Start DATA PROVIDED
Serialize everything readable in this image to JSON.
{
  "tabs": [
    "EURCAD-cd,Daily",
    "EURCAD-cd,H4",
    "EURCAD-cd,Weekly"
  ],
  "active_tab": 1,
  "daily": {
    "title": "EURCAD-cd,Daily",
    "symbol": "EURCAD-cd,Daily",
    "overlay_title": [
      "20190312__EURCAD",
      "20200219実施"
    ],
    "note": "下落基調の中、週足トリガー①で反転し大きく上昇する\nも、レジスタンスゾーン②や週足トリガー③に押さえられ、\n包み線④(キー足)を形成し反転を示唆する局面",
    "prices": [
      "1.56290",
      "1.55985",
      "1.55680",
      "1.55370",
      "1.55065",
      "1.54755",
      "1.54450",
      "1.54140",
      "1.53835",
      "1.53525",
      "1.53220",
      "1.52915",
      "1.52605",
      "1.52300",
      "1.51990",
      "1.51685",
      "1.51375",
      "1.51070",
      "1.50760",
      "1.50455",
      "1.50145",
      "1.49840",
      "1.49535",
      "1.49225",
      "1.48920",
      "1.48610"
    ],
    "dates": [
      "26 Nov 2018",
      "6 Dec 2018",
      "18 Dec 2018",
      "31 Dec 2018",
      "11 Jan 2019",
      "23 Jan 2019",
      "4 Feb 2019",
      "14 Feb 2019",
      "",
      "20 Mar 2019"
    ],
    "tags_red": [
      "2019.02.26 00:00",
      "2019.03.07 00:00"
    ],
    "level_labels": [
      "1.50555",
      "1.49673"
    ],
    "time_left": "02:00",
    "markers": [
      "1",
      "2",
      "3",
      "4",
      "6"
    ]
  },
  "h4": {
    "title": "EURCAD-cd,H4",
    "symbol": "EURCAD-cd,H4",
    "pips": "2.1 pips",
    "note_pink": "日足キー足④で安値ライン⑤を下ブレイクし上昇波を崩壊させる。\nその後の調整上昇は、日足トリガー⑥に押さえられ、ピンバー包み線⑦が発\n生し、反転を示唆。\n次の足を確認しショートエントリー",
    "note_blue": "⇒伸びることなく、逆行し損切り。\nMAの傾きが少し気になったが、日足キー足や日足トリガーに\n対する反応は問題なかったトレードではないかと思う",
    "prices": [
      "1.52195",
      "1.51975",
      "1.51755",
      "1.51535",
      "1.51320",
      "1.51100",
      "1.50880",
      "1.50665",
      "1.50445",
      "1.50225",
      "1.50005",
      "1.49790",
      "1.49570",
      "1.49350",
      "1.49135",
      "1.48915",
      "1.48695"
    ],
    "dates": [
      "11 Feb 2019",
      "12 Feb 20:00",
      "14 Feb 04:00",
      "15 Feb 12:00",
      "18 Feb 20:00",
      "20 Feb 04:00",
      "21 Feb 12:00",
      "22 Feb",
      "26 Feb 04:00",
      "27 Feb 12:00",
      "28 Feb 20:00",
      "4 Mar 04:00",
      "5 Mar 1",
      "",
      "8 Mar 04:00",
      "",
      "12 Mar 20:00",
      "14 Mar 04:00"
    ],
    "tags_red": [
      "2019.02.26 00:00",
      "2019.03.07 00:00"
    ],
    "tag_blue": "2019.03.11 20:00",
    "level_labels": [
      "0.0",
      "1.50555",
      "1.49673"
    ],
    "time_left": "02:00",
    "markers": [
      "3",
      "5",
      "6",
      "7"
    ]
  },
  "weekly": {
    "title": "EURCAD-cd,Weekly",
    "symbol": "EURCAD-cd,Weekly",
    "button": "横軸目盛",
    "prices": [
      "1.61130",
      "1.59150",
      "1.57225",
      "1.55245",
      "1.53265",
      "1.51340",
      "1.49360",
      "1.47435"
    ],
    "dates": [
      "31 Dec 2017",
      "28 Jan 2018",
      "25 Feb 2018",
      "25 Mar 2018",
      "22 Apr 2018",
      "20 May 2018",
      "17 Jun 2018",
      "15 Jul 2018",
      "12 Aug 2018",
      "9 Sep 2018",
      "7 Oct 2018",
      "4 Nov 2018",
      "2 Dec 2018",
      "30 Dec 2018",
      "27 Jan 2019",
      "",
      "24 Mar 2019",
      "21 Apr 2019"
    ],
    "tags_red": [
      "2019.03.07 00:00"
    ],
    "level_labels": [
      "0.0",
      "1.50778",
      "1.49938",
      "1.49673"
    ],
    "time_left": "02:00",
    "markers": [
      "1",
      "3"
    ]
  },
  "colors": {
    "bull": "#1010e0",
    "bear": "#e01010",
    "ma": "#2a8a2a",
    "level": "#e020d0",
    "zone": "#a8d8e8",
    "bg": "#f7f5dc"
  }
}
End DATA PROVIDED
→ WRITTEN REQUEST
Copy out the material above in its entirety. Every detail must match.

→ SOLUTION
Serialize everything readable in this image to JSON.
{
  "tabs": [
    "EURCAD-cd,Daily",
    "EURCAD-cd,H4",
    "EURCAD-cd,Weekly"
  ],
  "active_tab": 1,
  "daily": {
    "title": "EURCAD-cd,Daily",
    "symbol": "EURCAD-cd,Daily",
    "overlay_title": [
      "20190312__EURCAD",
      "20200219実施"
    ],
    "note": "下落基調の中、週足トリガー①で反転し大きく上昇する\nも、レジスタンスゾーン②や週足トリガー③に押さえられ、\n包み線④(キー足)を形成し反転を示唆する局面",
    "prices": [
      "1.56290",
      "1.55985",
      "1.55680",
      "1.55370",
      "1.55065",
      "1.54755",
      "1.54450",
      "1.54140",
      "1.53835",
      "1.53525",
      "1.53220",
      "1.52915",
      "1.52605",
      "1.52300",
      "1.51990",
      "1.51685",
      "1.51375",
      "1.51070",
      "1.50760",
      "1.50455",
      "1.50145",
      "1.49840",
      "1.49535",
      "1.49225",
      "1.48920",
      "1.48610"
    ],
    "dates": [
      "26 Nov 2018",
      "6 Dec 2018",
      "18 Dec 2018",
      "31 Dec 2018",
      "11 Jan 2019",
      "23 Jan 2019",
      "4 Feb 2019",
      "14 Feb 2019",
      "",
      "20 Mar 2019"
    ],
    "tags_red": [
      "2019.02.26 00:00",
      "2019.03.07 00:00"
    ],
    "level_labels": [
      "1.50555",
      "1.49673"
    ],
    "time_left": "02:00",
    "markers": [
      "1",
      "2",
      "3",
      "4",
      "6"
    ]
  },
  "h4": {
    "title": "EURCAD-cd,H4",
    "symbol": "EURCAD-cd,H4",
    "pips": "2.1 pips",
    "note_pink": "日足キー足④で安値ライン⑤を下ブレイクし上昇波を崩壊させる。\nその後の調整上昇は、日足トリガー⑥に押さえられ、ピンバー包み線⑦が発\n生し、反転を示唆。\n次の足を確認しショートエントリー",
    "note_blue": "⇒伸びることなく、逆行し損切り。\nMAの傾きが少し気になったが、日足キー足や日足トリガーに\n対する反応は問題なかったトレードではないかと思う",
    "prices": [
      "1.52195",
      "1.51975",
      "1.51755",
      "1.51535",
      "1.51320",
      "1.51100",
      "1.50880",
      "1.50665",
      "1.50445",
      "1.50225",
      "1.50005",
      "1.49790",
      "1.49570",
      "1.49350",
      "1.49135",
      "1.48915",
      "1.48695"
    ],
    "dates": [
      "11 Feb 2019",
      "12 Feb 20:00",
      "14 Feb 04:00",
      "15 Feb 12:00",
      "18 Feb 20:00",
      "20 Feb 04:00",
      "21 Feb 12:00",
      "22 Feb",
      "26 Feb 04:00",
      "27 Feb 12:00",
      "28 Feb 20:00",
      "4 Mar 04:00",
      "5 Mar 1",
      "",
      "8 Mar 04:00",
      "",
      "12 Mar 20:00",
      "14 Mar 04:00"
    ],
    "tags_red": [
      "2019.02.26 00:00",
      "2019.03.07 00:00"
    ],
    "tag_blue": "2019.03.11 20:00",
    "level_labels": [
      "0.0",
      "1.50555",
      "1.49673"
    ],
    "time_left": "02:00",
    "markers": [
      "3",
      "5",
      "6",
      "7"
    ]
  },
  "weekly": {
    "title": "EURCAD-cd,Weekly",
    "symbol": "EURCAD-cd,Weekly",
    "button": "横軸目盛",
    "prices": [
      "1.61130",
      "1.59150",
      "1.57225",
      "1.55245",
      "1.53265",
      "1.51340",
      "1.49360",
      "1.47435"
    ],
    "dates": [
      "31 Dec 2017",
      "28 Jan 2018",
      "25 Feb 2018",
      "25 Mar 2018",
      "22 Apr 2018",
      "20 May 2018",
      "17 Jun 2018",
      "15 Jul 2018",
      "12 Aug 2018",
      "9 Sep 2018",
      "7 Oct 2018",
      "4 Nov 2018",
      "2 Dec 2018",
      "30 Dec 2018",
      "27 Jan 2019",
      "",
      "24 Mar 2019",
      "21 Apr 2019"
    ],
    "tags_red": [
      "2019.03.07 00:00"
    ],
    "level_labels": [
      "0.0",
      "1.50778",
      "1.49938",
      "1.49673"
    ],
    "time_left": "02:00",
    "markers": [
      "1",
      "3"
    ]
  },
  "colors": {
    "bull": "#1010e0",
    "bear": "#e01010",
    "ma": "#2a8a2a",
    "level": "#e020d0",
    "zone": "#a8d8e8",
    "bg": "#f7f5dc"
  }
}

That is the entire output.